#### [THE TASK]
Copy out all lines that carry the word "JSON".

>>

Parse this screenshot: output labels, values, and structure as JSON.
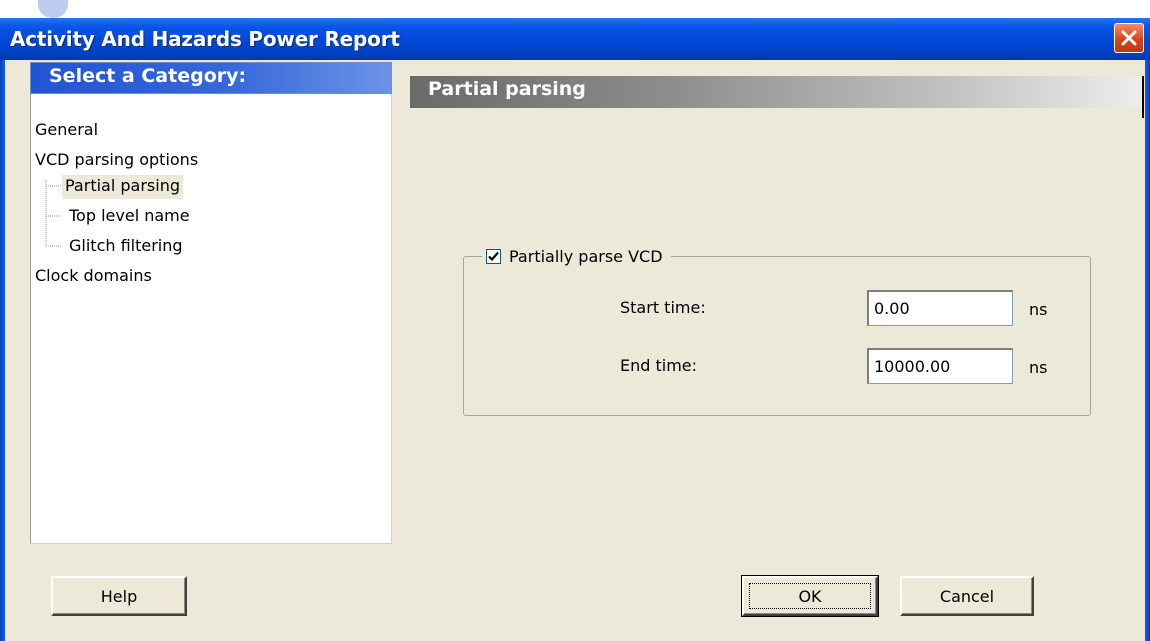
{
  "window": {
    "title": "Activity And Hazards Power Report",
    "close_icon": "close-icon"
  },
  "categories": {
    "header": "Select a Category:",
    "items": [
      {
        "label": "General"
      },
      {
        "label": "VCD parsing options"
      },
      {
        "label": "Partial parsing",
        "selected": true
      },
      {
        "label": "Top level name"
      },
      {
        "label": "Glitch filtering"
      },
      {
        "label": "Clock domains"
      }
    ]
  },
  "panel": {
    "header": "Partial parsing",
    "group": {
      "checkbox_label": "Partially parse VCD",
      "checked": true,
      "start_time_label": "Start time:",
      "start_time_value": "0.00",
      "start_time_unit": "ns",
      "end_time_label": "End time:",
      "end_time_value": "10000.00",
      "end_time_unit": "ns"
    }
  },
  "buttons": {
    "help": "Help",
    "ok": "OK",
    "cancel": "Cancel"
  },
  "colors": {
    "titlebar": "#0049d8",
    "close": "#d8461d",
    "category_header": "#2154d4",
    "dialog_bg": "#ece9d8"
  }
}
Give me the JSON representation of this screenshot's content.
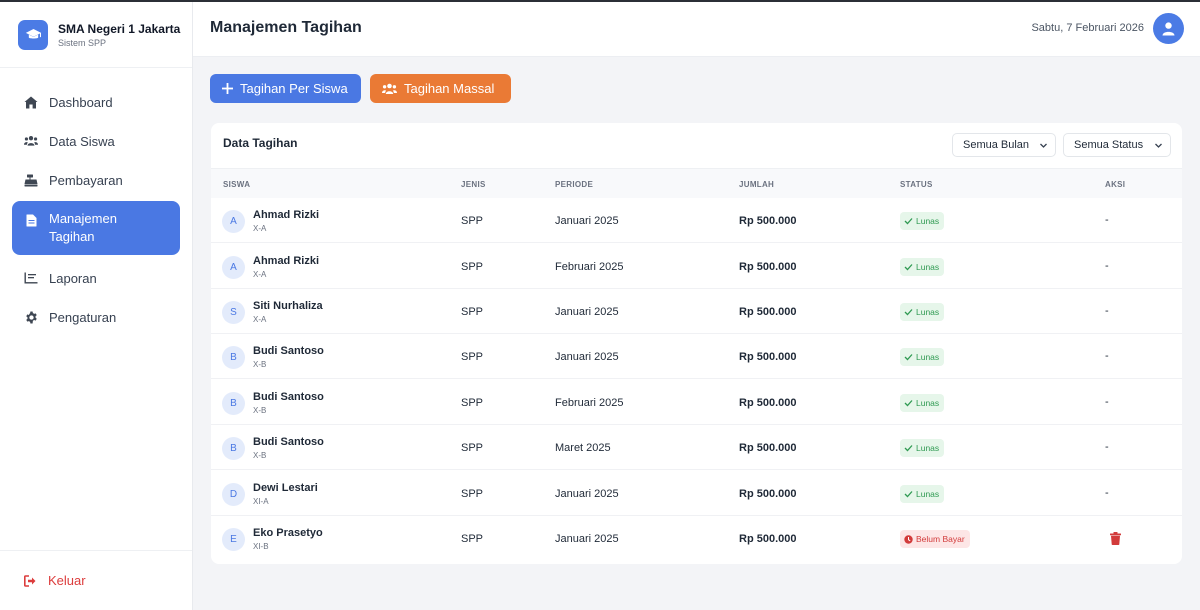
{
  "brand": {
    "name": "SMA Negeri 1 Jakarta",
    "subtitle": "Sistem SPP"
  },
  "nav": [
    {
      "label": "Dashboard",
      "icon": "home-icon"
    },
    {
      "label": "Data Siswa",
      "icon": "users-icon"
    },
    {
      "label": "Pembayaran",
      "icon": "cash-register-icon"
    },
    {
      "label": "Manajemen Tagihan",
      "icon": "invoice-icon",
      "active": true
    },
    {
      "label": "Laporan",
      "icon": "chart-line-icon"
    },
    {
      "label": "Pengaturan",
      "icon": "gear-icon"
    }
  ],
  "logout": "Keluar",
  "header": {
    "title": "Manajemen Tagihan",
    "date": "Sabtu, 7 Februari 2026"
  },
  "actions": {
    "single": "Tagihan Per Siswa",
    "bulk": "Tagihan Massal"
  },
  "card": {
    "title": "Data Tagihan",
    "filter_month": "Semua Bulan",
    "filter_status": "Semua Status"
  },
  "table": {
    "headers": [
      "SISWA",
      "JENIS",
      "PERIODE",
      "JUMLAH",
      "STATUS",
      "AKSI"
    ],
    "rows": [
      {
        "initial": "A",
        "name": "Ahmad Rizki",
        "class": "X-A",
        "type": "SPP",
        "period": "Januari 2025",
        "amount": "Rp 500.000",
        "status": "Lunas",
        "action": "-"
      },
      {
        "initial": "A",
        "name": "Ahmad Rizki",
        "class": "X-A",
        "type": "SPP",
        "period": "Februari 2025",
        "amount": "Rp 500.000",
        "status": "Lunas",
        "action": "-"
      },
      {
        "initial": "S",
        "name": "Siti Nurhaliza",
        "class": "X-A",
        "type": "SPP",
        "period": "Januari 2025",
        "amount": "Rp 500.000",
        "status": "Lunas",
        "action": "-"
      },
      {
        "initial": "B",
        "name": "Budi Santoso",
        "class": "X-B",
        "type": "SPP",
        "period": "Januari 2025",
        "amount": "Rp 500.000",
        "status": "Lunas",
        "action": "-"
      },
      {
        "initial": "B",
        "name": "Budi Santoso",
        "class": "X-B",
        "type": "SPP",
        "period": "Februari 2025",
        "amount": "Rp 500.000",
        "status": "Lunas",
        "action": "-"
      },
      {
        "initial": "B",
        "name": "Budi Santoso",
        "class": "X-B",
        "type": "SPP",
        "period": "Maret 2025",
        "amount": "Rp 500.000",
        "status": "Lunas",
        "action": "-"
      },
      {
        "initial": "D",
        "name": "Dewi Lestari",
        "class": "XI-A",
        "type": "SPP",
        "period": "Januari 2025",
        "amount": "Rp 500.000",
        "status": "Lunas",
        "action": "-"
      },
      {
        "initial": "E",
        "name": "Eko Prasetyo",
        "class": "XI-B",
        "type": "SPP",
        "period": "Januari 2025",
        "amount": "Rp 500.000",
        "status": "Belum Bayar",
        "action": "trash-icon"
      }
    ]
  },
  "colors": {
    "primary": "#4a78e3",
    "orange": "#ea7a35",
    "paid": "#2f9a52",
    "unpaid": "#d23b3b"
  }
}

<<
>>

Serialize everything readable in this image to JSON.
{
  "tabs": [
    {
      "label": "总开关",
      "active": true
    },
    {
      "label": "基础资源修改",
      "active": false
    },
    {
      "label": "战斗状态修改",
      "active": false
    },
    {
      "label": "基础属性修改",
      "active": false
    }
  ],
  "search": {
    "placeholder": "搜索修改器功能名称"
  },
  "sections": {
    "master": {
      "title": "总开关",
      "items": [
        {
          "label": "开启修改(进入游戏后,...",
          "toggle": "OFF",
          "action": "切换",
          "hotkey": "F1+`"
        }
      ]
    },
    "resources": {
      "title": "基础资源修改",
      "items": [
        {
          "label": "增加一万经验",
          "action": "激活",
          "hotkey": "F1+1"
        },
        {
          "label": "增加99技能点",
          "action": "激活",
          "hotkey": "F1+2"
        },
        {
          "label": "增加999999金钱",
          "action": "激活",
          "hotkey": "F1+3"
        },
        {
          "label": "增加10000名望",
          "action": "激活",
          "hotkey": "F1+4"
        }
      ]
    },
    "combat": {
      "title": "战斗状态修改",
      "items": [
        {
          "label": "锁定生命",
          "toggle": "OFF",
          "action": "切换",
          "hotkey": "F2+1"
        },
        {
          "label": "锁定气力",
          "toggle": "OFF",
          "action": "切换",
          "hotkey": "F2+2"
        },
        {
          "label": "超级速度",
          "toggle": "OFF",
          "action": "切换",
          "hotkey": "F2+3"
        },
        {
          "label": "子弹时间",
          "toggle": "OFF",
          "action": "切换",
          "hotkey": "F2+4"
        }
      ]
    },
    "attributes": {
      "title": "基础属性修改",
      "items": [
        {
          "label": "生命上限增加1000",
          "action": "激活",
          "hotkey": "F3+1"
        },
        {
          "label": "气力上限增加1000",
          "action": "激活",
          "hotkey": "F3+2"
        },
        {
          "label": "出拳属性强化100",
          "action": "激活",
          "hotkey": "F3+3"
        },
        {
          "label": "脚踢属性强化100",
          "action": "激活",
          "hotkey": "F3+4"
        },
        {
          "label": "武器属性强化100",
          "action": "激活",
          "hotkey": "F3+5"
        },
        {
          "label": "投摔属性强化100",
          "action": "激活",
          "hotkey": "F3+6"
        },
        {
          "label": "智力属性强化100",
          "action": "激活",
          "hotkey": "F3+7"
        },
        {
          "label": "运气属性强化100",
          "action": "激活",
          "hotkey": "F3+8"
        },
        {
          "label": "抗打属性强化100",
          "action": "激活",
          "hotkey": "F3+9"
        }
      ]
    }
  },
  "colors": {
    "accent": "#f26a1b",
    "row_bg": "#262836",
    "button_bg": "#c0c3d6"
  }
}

<<

#### [REPLY]
Parse this screenshot: output labels, values, and structure as JSON.
Give me the JSON representation of this screenshot's content.
Serialize everything readable in this image to JSON.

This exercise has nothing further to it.